MATERIAL SUPPLIED:
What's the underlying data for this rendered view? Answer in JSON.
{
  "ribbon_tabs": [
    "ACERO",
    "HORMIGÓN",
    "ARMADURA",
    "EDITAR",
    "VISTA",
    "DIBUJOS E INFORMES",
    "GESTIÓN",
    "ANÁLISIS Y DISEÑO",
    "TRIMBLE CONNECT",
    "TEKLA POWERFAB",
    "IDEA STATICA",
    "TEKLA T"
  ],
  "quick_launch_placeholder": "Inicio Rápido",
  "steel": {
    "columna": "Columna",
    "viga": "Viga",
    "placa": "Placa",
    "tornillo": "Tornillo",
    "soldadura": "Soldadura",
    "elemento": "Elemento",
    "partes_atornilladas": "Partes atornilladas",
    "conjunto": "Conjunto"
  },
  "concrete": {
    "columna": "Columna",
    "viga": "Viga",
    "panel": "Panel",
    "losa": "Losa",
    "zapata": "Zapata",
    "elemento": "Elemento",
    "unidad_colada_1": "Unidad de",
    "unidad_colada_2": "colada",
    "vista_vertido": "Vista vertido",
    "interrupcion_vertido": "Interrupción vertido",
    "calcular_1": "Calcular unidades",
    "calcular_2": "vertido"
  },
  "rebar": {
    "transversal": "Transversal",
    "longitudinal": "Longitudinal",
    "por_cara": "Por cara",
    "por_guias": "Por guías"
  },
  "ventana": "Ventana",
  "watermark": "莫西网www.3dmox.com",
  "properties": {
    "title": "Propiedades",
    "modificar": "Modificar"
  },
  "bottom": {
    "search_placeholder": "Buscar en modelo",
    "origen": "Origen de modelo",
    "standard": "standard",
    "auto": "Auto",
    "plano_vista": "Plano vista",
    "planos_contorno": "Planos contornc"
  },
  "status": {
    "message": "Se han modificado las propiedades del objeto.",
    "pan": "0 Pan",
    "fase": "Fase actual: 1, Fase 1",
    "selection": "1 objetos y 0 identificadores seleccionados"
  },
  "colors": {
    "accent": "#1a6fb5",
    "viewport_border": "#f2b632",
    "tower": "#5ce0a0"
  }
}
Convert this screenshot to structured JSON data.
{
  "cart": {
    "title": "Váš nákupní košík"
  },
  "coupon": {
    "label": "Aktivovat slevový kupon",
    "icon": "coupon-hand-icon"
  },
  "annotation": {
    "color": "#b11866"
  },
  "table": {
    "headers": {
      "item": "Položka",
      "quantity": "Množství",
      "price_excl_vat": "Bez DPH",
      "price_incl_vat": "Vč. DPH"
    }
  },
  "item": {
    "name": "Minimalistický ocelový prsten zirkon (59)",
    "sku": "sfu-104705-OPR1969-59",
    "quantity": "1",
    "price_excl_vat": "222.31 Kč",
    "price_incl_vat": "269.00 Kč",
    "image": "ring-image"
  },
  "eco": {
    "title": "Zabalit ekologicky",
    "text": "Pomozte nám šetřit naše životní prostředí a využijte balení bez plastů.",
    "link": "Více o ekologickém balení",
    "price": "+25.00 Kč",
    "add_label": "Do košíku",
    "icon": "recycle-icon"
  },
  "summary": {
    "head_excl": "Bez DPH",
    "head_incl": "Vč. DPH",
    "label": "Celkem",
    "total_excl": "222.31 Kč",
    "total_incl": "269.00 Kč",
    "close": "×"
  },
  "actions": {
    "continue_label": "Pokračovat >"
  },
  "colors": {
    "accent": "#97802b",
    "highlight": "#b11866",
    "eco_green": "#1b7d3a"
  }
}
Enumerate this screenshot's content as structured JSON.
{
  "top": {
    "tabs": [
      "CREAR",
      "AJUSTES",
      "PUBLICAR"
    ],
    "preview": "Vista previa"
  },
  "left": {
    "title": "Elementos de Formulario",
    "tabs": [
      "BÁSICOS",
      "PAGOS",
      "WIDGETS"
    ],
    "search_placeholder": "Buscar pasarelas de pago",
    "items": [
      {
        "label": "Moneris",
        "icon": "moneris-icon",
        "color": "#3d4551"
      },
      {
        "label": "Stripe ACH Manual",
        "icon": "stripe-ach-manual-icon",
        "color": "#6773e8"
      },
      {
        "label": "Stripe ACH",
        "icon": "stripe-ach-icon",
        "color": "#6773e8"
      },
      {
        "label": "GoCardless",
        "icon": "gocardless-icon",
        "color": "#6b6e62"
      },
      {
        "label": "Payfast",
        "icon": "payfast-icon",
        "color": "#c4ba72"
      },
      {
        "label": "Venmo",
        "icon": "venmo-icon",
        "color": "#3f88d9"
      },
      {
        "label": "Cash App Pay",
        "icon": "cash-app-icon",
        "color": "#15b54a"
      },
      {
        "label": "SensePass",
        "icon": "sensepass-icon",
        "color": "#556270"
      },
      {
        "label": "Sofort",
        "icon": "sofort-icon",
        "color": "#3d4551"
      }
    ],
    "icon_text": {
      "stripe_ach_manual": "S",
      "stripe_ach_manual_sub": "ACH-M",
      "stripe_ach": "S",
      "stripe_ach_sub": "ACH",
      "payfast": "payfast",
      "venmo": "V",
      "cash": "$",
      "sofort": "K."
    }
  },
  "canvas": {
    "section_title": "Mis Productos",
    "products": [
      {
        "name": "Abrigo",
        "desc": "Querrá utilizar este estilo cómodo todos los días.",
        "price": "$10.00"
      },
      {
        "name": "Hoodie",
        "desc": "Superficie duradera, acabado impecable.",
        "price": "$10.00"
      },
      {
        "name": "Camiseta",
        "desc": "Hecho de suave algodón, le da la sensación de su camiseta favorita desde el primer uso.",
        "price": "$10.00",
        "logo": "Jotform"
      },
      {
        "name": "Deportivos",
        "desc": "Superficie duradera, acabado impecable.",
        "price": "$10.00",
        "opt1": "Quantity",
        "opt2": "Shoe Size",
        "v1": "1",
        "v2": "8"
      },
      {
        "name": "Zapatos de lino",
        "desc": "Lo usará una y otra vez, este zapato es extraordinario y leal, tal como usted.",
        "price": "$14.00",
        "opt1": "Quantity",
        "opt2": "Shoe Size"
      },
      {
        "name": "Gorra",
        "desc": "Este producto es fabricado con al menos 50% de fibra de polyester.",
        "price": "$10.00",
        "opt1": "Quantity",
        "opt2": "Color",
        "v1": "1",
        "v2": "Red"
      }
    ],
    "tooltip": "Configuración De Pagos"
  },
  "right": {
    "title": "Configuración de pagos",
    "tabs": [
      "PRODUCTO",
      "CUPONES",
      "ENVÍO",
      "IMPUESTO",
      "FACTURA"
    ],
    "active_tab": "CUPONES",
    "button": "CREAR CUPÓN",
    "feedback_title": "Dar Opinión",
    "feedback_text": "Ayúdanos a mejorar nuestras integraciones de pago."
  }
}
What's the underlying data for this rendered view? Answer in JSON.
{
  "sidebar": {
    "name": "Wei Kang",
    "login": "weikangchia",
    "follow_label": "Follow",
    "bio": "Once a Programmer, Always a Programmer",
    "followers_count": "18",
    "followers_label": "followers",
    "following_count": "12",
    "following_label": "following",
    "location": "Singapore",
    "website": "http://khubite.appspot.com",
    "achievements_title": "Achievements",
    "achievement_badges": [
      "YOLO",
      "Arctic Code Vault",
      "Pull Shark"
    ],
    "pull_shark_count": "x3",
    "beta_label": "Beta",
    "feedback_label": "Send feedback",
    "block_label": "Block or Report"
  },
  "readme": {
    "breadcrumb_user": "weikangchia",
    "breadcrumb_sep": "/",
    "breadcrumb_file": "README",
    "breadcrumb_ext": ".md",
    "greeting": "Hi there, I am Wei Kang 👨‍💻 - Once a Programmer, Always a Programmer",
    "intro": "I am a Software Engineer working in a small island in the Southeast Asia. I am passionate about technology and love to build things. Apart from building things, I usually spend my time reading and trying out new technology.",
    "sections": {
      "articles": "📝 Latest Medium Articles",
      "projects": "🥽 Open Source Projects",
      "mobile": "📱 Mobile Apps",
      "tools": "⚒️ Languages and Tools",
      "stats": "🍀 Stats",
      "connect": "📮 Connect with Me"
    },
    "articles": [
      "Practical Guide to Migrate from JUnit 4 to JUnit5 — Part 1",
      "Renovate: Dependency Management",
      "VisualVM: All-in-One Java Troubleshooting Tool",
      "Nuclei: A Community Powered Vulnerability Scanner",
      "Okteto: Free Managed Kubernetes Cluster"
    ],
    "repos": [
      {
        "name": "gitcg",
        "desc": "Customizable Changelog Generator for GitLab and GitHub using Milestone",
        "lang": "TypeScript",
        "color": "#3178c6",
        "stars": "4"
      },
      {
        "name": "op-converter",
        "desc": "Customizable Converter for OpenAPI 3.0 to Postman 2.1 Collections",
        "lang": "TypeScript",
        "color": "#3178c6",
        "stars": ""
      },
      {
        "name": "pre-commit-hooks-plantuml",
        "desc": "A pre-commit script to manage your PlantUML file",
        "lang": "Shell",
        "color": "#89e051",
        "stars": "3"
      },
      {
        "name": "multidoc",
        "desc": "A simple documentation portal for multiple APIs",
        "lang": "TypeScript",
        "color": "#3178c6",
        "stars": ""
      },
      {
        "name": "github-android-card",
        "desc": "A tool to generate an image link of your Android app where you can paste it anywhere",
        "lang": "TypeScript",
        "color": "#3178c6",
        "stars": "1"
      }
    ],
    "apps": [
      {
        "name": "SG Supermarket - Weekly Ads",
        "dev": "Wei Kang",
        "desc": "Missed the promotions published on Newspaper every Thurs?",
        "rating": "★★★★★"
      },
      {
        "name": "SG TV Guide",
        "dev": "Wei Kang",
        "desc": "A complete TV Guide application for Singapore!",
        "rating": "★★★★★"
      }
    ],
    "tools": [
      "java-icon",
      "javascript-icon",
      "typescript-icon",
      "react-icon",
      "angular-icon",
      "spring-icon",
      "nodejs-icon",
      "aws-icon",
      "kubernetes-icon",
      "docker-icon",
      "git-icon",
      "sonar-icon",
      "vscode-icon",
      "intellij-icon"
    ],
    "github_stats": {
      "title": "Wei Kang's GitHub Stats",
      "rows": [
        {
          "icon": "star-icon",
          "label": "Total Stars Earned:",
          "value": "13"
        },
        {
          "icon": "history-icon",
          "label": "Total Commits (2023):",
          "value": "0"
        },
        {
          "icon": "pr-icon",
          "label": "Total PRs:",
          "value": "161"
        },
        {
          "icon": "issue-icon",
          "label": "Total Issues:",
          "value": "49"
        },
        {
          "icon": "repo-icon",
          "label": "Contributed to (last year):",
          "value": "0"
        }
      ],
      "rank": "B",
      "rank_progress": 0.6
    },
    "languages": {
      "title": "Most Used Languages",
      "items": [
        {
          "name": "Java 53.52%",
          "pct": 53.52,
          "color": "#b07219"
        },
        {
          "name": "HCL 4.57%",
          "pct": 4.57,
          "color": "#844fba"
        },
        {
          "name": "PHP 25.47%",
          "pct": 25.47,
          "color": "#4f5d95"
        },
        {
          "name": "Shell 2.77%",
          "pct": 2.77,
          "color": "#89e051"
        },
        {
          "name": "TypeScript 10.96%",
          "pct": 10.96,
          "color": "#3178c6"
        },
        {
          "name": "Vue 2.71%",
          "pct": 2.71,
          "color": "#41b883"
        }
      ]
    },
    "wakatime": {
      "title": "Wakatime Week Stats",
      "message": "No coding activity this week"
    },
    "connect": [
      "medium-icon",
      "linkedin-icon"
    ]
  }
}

TASK PROMPT:
Tally up the lines in the records that contain the word "articles" and give only the total.

WRITTEN ANSWER:
2